Stated problem → Wherever a line below holds the word "color", copy that line.

** START OF Dataset **

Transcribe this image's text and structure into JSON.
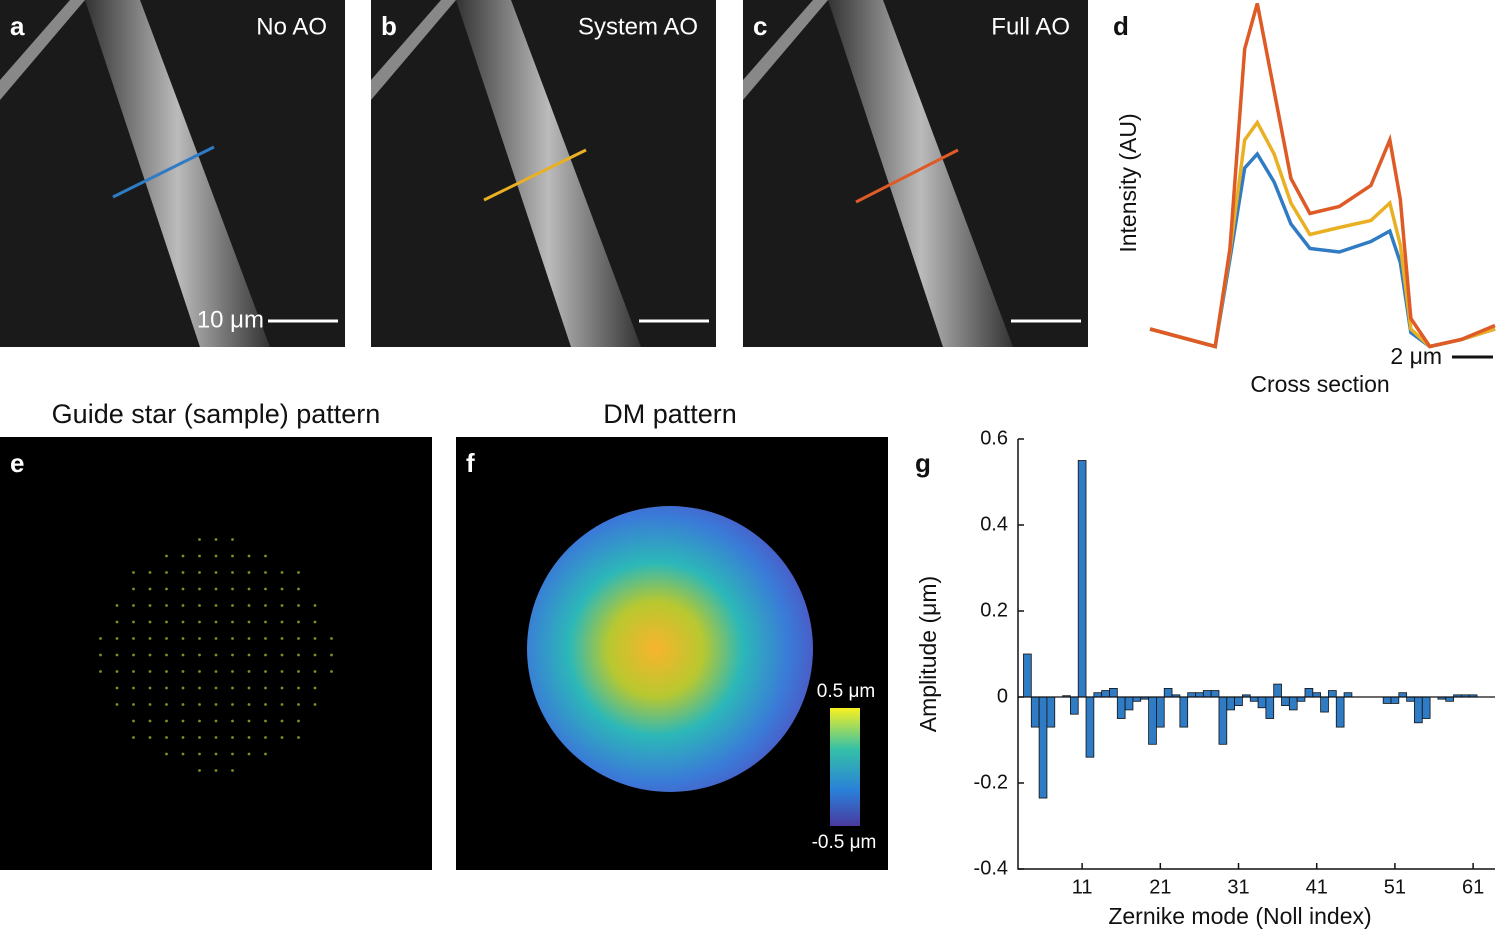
{
  "panels": {
    "a": "a",
    "b": "b",
    "c": "c",
    "d": "d",
    "e": "e",
    "f": "f",
    "g": "g",
    "a_label": "No AO",
    "b_label": "System AO",
    "c_label": "Full AO",
    "scale_a": "10 μm",
    "e_title": "Guide star (sample) pattern",
    "f_title": "DM pattern",
    "cbar_max": "0.5 μm",
    "cbar_min": "-0.5 μm"
  },
  "chart_data": [
    {
      "type": "line",
      "xlabel": "Cross section",
      "ylabel": "Intensity (AU)",
      "scale_bar": "2 μm",
      "x": [
        0,
        3.1,
        3.8,
        4.5,
        5.1,
        5.9,
        6.7,
        7.6,
        9.0,
        10.5,
        11.4,
        11.9,
        12.4,
        13.3,
        14.8,
        16.4
      ],
      "xlim": [
        0,
        16.4
      ],
      "ylim": [
        0,
        100
      ],
      "series": [
        {
          "color": "#2f7bc4",
          "values": [
            6,
            1,
            26,
            52,
            56,
            48,
            36,
            29,
            28,
            31,
            34,
            25,
            5,
            1,
            3,
            6
          ]
        },
        {
          "color": "#eab024",
          "values": [
            6,
            1,
            28,
            60,
            65,
            56,
            42,
            33,
            35,
            37,
            42,
            30,
            6,
            1,
            3,
            6
          ]
        },
        {
          "color": "#de5a26",
          "values": [
            6,
            1,
            29,
            86,
            99,
            74,
            49,
            39,
            41,
            47,
            60,
            43,
            9,
            1,
            3,
            7
          ]
        }
      ]
    },
    {
      "type": "bar",
      "xlabel": "Zernike mode (Noll index)",
      "ylabel": "Amplitude (μm)",
      "color": "#2f7bc4",
      "x": [
        4,
        5,
        6,
        7,
        8,
        9,
        10,
        11,
        12,
        13,
        14,
        15,
        16,
        17,
        18,
        19,
        20,
        21,
        22,
        23,
        24,
        25,
        26,
        27,
        28,
        29,
        30,
        31,
        32,
        33,
        34,
        35,
        36,
        37,
        38,
        39,
        40,
        41,
        42,
        43,
        44,
        45,
        46,
        47,
        48,
        49,
        50,
        51,
        52,
        53,
        54,
        55,
        56,
        57,
        58,
        59,
        60,
        61
      ],
      "values": [
        0.1,
        -0.07,
        -0.235,
        -0.07,
        0,
        0.003,
        -0.04,
        0.55,
        -0.14,
        0.01,
        0.015,
        0.02,
        -0.05,
        -0.03,
        -0.01,
        -0.005,
        -0.11,
        -0.07,
        0.02,
        0.005,
        -0.07,
        0.01,
        0.01,
        0.015,
        0.015,
        -0.11,
        -0.03,
        -0.02,
        0.005,
        -0.01,
        -0.025,
        -0.05,
        0.03,
        -0.02,
        -0.03,
        -0.01,
        0.02,
        0.01,
        -0.035,
        0.015,
        -0.07,
        0.01,
        0,
        0,
        0,
        0,
        -0.015,
        -0.015,
        0.01,
        -0.01,
        -0.06,
        -0.05,
        0,
        -0.005,
        -0.01,
        0.005,
        0.005,
        0.005
      ],
      "xlim": [
        2.8,
        63.8
      ],
      "ylim": [
        -0.4,
        0.6
      ],
      "xticks": [
        11,
        21,
        31,
        41,
        51,
        61
      ],
      "yticks": [
        -0.4,
        -0.2,
        0,
        0.2,
        0.4,
        0.6
      ]
    }
  ]
}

** END OF Dataset **

Output for this task →
          "color": "#2f7bc4",
          "color": "#eab024",
          "color": "#de5a26",
      "color": "#2f7bc4",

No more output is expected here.